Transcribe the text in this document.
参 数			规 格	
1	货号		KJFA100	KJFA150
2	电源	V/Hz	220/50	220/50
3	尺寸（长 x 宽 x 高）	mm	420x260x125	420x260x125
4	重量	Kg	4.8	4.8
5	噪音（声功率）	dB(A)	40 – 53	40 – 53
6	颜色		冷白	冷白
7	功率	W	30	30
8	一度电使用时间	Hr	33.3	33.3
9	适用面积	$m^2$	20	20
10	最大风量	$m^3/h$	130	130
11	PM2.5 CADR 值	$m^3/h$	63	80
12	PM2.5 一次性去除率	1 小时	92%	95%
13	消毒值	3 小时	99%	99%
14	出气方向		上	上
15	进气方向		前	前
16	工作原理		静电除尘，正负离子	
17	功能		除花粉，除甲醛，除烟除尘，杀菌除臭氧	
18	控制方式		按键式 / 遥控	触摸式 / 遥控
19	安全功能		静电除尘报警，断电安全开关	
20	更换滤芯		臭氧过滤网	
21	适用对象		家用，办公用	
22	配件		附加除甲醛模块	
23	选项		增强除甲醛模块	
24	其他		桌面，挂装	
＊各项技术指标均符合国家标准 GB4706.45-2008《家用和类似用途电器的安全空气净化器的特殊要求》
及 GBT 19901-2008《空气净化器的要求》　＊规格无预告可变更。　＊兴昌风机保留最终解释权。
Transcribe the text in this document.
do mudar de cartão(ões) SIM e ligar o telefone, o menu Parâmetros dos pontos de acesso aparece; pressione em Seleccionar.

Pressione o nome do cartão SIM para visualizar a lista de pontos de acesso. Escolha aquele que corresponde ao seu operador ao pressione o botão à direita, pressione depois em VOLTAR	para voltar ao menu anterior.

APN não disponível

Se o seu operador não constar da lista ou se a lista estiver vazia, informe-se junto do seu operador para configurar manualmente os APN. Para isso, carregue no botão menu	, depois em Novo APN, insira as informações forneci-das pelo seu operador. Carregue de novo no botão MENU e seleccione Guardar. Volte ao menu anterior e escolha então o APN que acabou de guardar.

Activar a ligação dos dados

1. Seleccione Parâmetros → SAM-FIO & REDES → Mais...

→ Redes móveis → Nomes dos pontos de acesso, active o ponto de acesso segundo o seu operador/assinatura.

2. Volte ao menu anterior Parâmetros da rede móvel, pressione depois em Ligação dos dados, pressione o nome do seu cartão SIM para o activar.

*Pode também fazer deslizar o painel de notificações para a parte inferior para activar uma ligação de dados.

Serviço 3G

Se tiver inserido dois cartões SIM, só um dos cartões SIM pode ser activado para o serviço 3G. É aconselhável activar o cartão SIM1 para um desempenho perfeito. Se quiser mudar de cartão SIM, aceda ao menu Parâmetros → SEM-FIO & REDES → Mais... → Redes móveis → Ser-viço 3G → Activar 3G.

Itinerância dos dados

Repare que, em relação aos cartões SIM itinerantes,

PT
· · ·
Reproduce each entry exactly, leaving out nothing.

▶ ANSWER BELOW
Transcribe the text in this document.
参 数			规 格	
1	货号		KJFA100	KJFA150
2	电源	V/Hz	220/50	220/50
3	尺寸（长 x 宽 x 高）	mm	420x260x125	420x260x125
4	重量	Kg	4.8	4.8
5	噪音（声功率）	dB(A)	40 – 53	40 – 53
6	颜色		冷白	冷白
7	功率	W	30	30
8	一度电使用时间	Hr	33.3	33.3
9	适用面积	$m^2$	20	20
10	最大风量	$m^3/h$	130	130
11	PM2.5 CADR 值	$m^3/h$	63	80
12	PM2.5 一次性去除率	1 小时	92%	95%
13	消毒值	3 小时	99%	99%
14	出气方向		上	上
15	进气方向		前	前
16	工作原理		静电除尘，正负离子	
17	功能		除花粉，除甲醛，除烟除尘，杀菌除臭氧	
18	控制方式		按键式 / 遥控	触摸式 / 遥控
19	安全功能		静电除尘报警，断电安全开关	
20	更换滤芯		臭氧过滤网	
21	适用对象		家用，办公用	
22	配件		附加除甲醛模块	
23	选项		增强除甲醛模块	
24	其他		桌面，挂装	
＊各项技术指标均符合国家标准 GB4706.45-2008《家用和类似用途电器的安全空气净化器的特殊要求》
及 GBT 19901-2008《空气净化器的要求》　＊规格无预告可变更。　＊兴昌风机保留最终解释权。
Transcribe the text in this document.
do mudar de cartão(ões) SIM e ligar o telefone, o menu Parâmetros dos pontos de acesso aparece; pressione em Seleccionar.

Pressione o nome do cartão SIM para visualizar a lista de pontos de acesso. Escolha aquele que corresponde ao seu operador ao pressione o botão à direita, pressione depois em VOLTAR	para voltar ao menu anterior.

APN não disponível

Se o seu operador não constar da lista ou se a lista estiver vazia, informe-se junto do seu operador para configurar manualmente os APN. Para isso, carregue no botão menu	, depois em Novo APN, insira as informações forneci-das pelo seu operador. Carregue de novo no botão MENU e seleccione Guardar. Volte ao menu anterior e escolha então o APN que acabou de guardar.

Activar a ligação dos dados

1. Seleccione Parâmetros → SAM-FIO & REDES → Mais...

→ Redes móveis → Nomes dos pontos de acesso, active o ponto de acesso segundo o seu operador/assinatura.

2. Volte ao menu anterior Parâmetros da rede móvel, pressione depois em Ligação dos dados, pressione o nome do seu cartão SIM para o activar.

*Pode também fazer deslizar o painel de notificações para a parte inferior para activar uma ligação de dados.

Serviço 3G

Se tiver inserido dois cartões SIM, só um dos cartões SIM pode ser activado para o serviço 3G. É aconselhável activar o cartão SIM1 para um desempenho perfeito. Se quiser mudar de cartão SIM, aceda ao menu Parâmetros → SEM-FIO & REDES → Mais... → Redes móveis → Ser-viço 3G → Activar 3G.

Itinerância dos dados

Repare que, em relação aos cartões SIM itinerantes,

PT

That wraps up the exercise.